• **Exercise task**
From the listing below, extract every line containing "this".
┏━━
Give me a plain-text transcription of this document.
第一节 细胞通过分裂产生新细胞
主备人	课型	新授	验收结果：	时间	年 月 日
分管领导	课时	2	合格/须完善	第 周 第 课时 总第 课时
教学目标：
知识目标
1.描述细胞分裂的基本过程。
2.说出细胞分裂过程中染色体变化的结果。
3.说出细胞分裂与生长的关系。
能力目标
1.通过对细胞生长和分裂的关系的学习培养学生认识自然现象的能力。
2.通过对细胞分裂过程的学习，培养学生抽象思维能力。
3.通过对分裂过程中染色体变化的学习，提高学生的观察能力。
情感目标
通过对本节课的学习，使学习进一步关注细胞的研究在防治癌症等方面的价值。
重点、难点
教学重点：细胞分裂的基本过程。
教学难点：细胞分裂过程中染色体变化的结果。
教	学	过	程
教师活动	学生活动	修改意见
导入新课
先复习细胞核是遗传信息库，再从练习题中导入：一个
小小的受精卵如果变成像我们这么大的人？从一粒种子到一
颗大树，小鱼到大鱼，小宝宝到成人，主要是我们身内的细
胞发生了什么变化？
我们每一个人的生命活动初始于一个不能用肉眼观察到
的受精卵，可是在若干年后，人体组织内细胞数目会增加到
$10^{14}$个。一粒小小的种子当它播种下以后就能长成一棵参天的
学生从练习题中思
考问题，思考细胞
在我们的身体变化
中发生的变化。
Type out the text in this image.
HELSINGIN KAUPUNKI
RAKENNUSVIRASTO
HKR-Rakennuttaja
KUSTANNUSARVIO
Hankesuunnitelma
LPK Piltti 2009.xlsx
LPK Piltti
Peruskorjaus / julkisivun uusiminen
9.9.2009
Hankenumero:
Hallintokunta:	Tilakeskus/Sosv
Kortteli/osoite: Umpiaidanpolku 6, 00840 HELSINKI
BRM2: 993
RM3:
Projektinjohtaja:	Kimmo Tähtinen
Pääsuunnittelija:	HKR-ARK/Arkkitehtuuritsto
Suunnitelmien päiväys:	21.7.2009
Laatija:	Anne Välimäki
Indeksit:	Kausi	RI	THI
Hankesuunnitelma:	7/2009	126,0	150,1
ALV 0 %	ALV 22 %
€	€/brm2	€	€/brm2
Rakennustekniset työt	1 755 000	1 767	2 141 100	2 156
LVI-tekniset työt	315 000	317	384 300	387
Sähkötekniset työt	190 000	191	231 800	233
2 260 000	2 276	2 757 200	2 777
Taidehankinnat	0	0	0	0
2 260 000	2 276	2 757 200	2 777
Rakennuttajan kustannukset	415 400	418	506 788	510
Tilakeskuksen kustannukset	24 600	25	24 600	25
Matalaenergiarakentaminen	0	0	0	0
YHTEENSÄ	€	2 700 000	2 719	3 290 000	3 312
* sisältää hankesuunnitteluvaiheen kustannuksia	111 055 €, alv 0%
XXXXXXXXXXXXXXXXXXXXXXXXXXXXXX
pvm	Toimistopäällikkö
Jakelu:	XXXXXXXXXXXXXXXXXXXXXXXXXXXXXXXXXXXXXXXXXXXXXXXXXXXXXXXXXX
┗━━
• **Answer below**
Give me a plain-text transcription of this document.
Type out the text in this image.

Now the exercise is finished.